>>>>>
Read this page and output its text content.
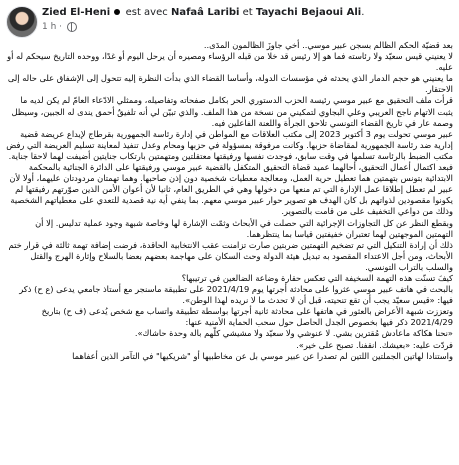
Zied El-Heni est avec Nafaâ Laribi et Tayachi Bejaoui Ali.
1 h ·

بعد قضيّة الحكم الظالم بسجن عبير موسي.. أخي جاوزَ الظالمون المدَى..

لا يعنيني قيس سعيّد ولا رئاسته فما هو إلا رئيس قد خلا من قبله الرؤساء ومصيره أن يرحل اليوم أو غدًا، ووحده التاريخ سيحكم له أو عليه.

ما يعنيني هو حجم الدمار الذي يحدثه في مؤسسات الدولة، وأساسا القضاء الذي بدأت النظرة إليه تتحول إلى الإشفاق على حاله إلى الاحتقار.

قرأت ملف التحقيق مع عبير موسي رئيسة الحزب الدستوري الحر بكامل صفحاته وتفاصيله، وممثلي الادّعاء العامّ لم يكن لديه ما يثبت الاتهام ناجح العريبي وعلي البجاوي لتمكيني من نسخة من هذا الملف. والذي تبيّن لي أنه تلفيقٌ أحمق يندى له الجبين، وسيظل وصمة عار في تاريخ القضاء التونسي تلاحق الجرأة واللعنة الفاعلين فيه.

عبير موسي تحولت يوم 3 أكتوبر 2023 إلى مكتب العلاقات مع المواطن في إدارة رئاسة الجمهورية بقرطاج لإيداع عريضة قضية إدارية ضد رئاسة الجمهورية لمقاضاة حزبها. وكانت مرفوقة بمسؤولة في حزبها ومحام وعدل تنفيذ لمعاينة تسليم العريضة التي رفض مكتب الضبط بالرئاسة تسلمها في وقت سابق، فوجدت نفسها ورفيقتها معتقلتين ومتهمتين بارتكاب جنايتين أضيفت لهما لاحقا جناية.

فبعد اكتمال أعمال التحقيق، أحالهما عميد قضاة التحقيق المتكفل بالقضية عبير موسي ورفيقتها على الدائرة الجنائية بالمحكمة الابتدائية بتونس بتهمتين هما تعطيل حرية العمل، ومعالجة معطيات شخصية دون إذن صاحبها. وهما تهمتان مردودتان عليهما، أولا لأن عبير لم تعطل إطلاقا عمل الإدارة التي تم منعها من دخولها وهي في الطريق العام، ثانيا لأن أعوان الأمن الذين صوّرتهم رفيقتها لم يكونوا مقصودين لذواتهم بل كان الهدف هو تصوير حوار عبير موسي معهم. بما ينفي أية نية قصدية للتعدي على معطياتهم الشخصية وذلك من دواعي التخفيف على من قامت بالتصوير.

وبقطع النظر عن كل التجاوزات الإجرائية التي حصلت في الأبحاث وثمّت الإشارة لها وخاصة شبهة وجود عملية تدليس. إلا أن التهمتين الموجهتين لهما تعتبران خفيفتين قياسا بما ينتظرهما.

ذلك أن إرادة التنكيل التي تم تضخيم التهمتين ضربتين صارت تزامنت عقب الانتخابية الحاقدة، فرضت إضافة تهمة ثالثة في قرار ختم الأبحاث، ومن أجل الاعتداء المقصود به تبديل هيئة الدولة وحث السكان على مهاجمة بعضهم بعضا بالسلاح وإثارة الهرج والقتل والسلب بالتراب التونسي.

كيفَ تسنّت هذه التهمة السخيفة التي تعكس حقارة وضاعة الضالعين في ترتيبها؟

بالبحث في هاتف عبير موسي عثروا على محادثة أجرتها يوم 2021/4/19 على تطبيقة ماسنجر مع أستاذ جامعي يدعى (ع ح) ذكر فيها: «قيس سعيّد يجب أن تقع تنحيته، قبل أن لا تحدث ما لا نريده لهذا الوطن».

وتعززت شبهة الأعراض بالعثور في هاتفها على محادثة ثانية أجرتها بواسطة تطبيقة واتساب مع شخص يُدعى (ف ح) بتاريخ 2021/4/29 ذكر فيها بخصوص الجدل الحاصل حول سحب الحماية الأمنية عنها:

«نحنا هكاكة ماعادش مُقترين بشي. لا عنوشي ولا سعيّد ولا مشيشي كلّهم بالة وحدة حاشاك».

فردّت عليه: «بعيشك. انقفنا. تصبح على خير».

واستنادا لهاتين الجملتين اللتين لم تصدرا عن عبير موسي بل عن مخاطبيها أو "شريكيها" في التآمر الذين أعفاهما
<<<<<
### EXERCISE DESCRIPTION
Reproduce the full listing above verbatim, with no pictures included.

### RESULT FOR THIS TASK
Read this page and output its text content.
Zied El-Heni est avec Nafaâ Laribi et Tayachi Bejaoui Ali.
1 h ·

بعد قضيّة الحكم الظالم بسجن عبير موسي.. أخي جاوزَ الظالمون المدَى..

لا يعنيني قيس سعيّد ولا رئاسته فما هو إلا رئيس قد خلا من قبله الرؤساء ومصيره أن يرحل اليوم أو غدًا، ووحده التاريخ سيحكم له أو عليه.

ما يعنيني هو حجم الدمار الذي يحدثه في مؤسسات الدولة، وأساسا القضاء الذي بدأت النظرة إليه تتحول إلى الإشفاق على حاله إلى الاحتقار.

قرأت ملف التحقيق مع عبير موسي رئيسة الحزب الدستوري الحر بكامل صفحاته وتفاصيله، وممثلي الادّعاء العامّ لم يكن لديه ما يثبت الاتهام ناجح العريبي وعلي البجاوي لتمكيني من نسخة من هذا الملف. والذي تبيّن لي أنه تلفيقٌ أحمق يندى له الجبين، وسيظل وصمة عار في تاريخ القضاء التونسي تلاحق الجرأة واللعنة الفاعلين فيه.

عبير موسي تحولت يوم 3 أكتوبر 2023 إلى مكتب العلاقات مع المواطن في إدارة رئاسة الجمهورية بقرطاج لإيداع عريضة قضية إدارية ضد رئاسة الجمهورية لمقاضاة حزبها. وكانت مرفوقة بمسؤولة في حزبها ومحام وعدل تنفيذ لمعاينة تسليم العريضة التي رفض مكتب الضبط بالرئاسة تسلمها في وقت سابق، فوجدت نفسها ورفيقتها معتقلتين ومتهمتين بارتكاب جنايتين أضيفت لهما لاحقا جناية.

فبعد اكتمال أعمال التحقيق، أحالهما عميد قضاة التحقيق المتكفل بالقضية عبير موسي ورفيقتها على الدائرة الجنائية بالمحكمة الابتدائية بتونس بتهمتين هما تعطيل حرية العمل، ومعالجة معطيات شخصية دون إذن صاحبها. وهما تهمتان مردودتان عليهما، أولا لأن عبير لم تعطل إطلاقا عمل الإدارة التي تم منعها من دخولها وهي في الطريق العام، ثانيا لأن أعوان الأمن الذين صوّرتهم رفيقتها لم يكونوا مقصودين لذواتهم بل كان الهدف هو تصوير حوار عبير موسي معهم. بما ينفي أية نية قصدية للتعدي على معطياتهم الشخصية وذلك من دواعي التخفيف على من قامت بالتصوير.

وبقطع النظر عن كل التجاوزات الإجرائية التي حصلت في الأبحاث وثمّت الإشارة لها وخاصة شبهة وجود عملية تدليس. إلا أن التهمتين الموجهتين لهما تعتبران خفيفتين قياسا بما ينتظرهما.

ذلك أن إرادة التنكيل التي تم تضخيم التهمتين ضربتين صارت تزامنت عقب الانتخابية الحاقدة، فرضت إضافة تهمة ثالثة في قرار ختم الأبحاث، ومن أجل الاعتداء المقصود به تبديل هيئة الدولة وحث السكان على مهاجمة بعضهم بعضا بالسلاح وإثارة الهرج والقتل والسلب بالتراب التونسي.

كيفَ تسنّت هذه التهمة السخيفة التي تعكس حقارة وضاعة الضالعين في ترتيبها؟

بالبحث في هاتف عبير موسي عثروا على محادثة أجرتها يوم 2021/4/19 على تطبيقة ماسنجر مع أستاذ جامعي يدعى (ع ح) ذكر فيها: «قيس سعيّد يجب أن تقع تنحيته، قبل أن لا تحدث ما لا نريده لهذا الوطن».

وتعززت شبهة الأعراض بالعثور في هاتفها على محادثة ثانية أجرتها بواسطة تطبيقة واتساب مع شخص يُدعى (ف ح) بتاريخ 2021/4/29 ذكر فيها بخصوص الجدل الحاصل حول سحب الحماية الأمنية عنها:

«نحنا هكاكة ماعادش مُقترين بشي. لا عنوشي ولا سعيّد ولا مشيشي كلّهم بالة وحدة حاشاك».

فردّت عليه: «بعيشك. انقفنا. تصبح على خير».

واستنادا لهاتين الجملتين اللتين لم تصدرا عن عبير موسي بل عن مخاطبيها أو "شريكيها" في التآمر الذين أعفاهما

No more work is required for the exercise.